— Start —

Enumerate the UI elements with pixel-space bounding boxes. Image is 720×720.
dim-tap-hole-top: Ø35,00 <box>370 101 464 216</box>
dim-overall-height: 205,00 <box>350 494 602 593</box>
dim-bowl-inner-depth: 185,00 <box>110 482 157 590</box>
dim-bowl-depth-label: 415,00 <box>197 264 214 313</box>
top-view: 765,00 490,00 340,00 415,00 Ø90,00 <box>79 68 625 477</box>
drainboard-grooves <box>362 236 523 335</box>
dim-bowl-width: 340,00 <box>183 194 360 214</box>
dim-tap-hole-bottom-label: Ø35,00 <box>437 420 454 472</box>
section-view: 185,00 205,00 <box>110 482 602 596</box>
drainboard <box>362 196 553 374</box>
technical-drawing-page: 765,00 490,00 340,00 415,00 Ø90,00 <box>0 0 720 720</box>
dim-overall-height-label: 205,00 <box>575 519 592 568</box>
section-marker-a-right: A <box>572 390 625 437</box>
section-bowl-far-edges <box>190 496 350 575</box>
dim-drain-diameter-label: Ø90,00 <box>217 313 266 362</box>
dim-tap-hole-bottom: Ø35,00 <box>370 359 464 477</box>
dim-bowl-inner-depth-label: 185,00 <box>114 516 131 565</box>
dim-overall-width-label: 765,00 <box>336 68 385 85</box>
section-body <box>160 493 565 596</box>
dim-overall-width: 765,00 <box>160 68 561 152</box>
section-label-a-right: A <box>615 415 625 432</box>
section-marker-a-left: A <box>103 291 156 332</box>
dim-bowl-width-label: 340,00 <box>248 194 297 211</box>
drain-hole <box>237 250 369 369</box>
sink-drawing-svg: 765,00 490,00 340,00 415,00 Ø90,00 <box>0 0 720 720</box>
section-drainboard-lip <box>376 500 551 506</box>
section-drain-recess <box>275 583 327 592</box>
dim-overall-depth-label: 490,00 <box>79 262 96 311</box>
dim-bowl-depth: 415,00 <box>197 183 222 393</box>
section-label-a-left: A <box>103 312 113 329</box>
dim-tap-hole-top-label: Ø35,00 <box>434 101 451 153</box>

— End —

### Problem requirements
Reproduce the material in full, changing every occurrence of "drainboard" to "drain-board" and leaving everything else unchanged.

### Exercise response
Enumerate the UI elements with pixel-space bounding boxes. Image is 720×720.
dim-tap-hole-top: Ø35,00 <box>370 101 464 216</box>
dim-overall-height: 205,00 <box>350 494 602 593</box>
dim-bowl-inner-depth: 185,00 <box>110 482 157 590</box>
dim-bowl-depth-label: 415,00 <box>197 264 214 313</box>
top-view: 765,00 490,00 340,00 415,00 Ø90,00 <box>79 68 625 477</box>
drain-board-grooves <box>362 236 523 335</box>
dim-bowl-width: 340,00 <box>183 194 360 214</box>
dim-tap-hole-bottom-label: Ø35,00 <box>437 420 454 472</box>
section-view: 185,00 205,00 <box>110 482 602 596</box>
drain-board <box>362 196 553 374</box>
technical-drawing-page: 765,00 490,00 340,00 415,00 Ø90,00 <box>0 0 720 720</box>
dim-overall-height-label: 205,00 <box>575 519 592 568</box>
section-marker-a-right: A <box>572 390 625 437</box>
section-bowl-far-edges <box>190 496 350 575</box>
dim-drain-diameter-label: Ø90,00 <box>217 313 266 362</box>
dim-tap-hole-bottom: Ø35,00 <box>370 359 464 477</box>
dim-bowl-inner-depth-label: 185,00 <box>114 516 131 565</box>
dim-overall-width-label: 765,00 <box>336 68 385 85</box>
section-body <box>160 493 565 596</box>
dim-overall-width: 765,00 <box>160 68 561 152</box>
section-label-a-right: A <box>615 415 625 432</box>
section-marker-a-left: A <box>103 291 156 332</box>
dim-bowl-width-label: 340,00 <box>248 194 297 211</box>
drain-hole <box>237 250 369 369</box>
sink-drawing-svg: 765,00 490,00 340,00 415,00 Ø90,00 <box>0 0 720 720</box>
section-drain-board-lip <box>376 500 551 506</box>
section-drain-recess <box>275 583 327 592</box>
dim-overall-depth-label: 490,00 <box>79 262 96 311</box>
dim-bowl-depth: 415,00 <box>197 183 222 393</box>
section-label-a-left: A <box>103 312 113 329</box>
dim-tap-hole-top-label: Ø35,00 <box>434 101 451 153</box>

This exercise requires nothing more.